Go through the entries below and write each one out exactly.

Source records
* * * * * * * * *
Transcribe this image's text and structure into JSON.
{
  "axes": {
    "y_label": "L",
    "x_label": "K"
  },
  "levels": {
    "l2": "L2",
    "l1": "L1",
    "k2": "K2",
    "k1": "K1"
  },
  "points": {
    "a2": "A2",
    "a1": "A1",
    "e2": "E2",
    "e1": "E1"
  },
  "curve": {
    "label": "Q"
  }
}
* * * * * * * * *
→ **Answer to this exercise**
Transcribe this image's text and structure into JSON.
{
  "axes": {
    "y_label": "L",
    "x_label": "K"
  },
  "levels": {
    "l2": "L2",
    "l1": "L1",
    "k2": "K2",
    "k1": "K1"
  },
  "points": {
    "a2": "A2",
    "a1": "A1",
    "e2": "E2",
    "e1": "E1"
  },
  "curve": {
    "label": "Q"
  }
}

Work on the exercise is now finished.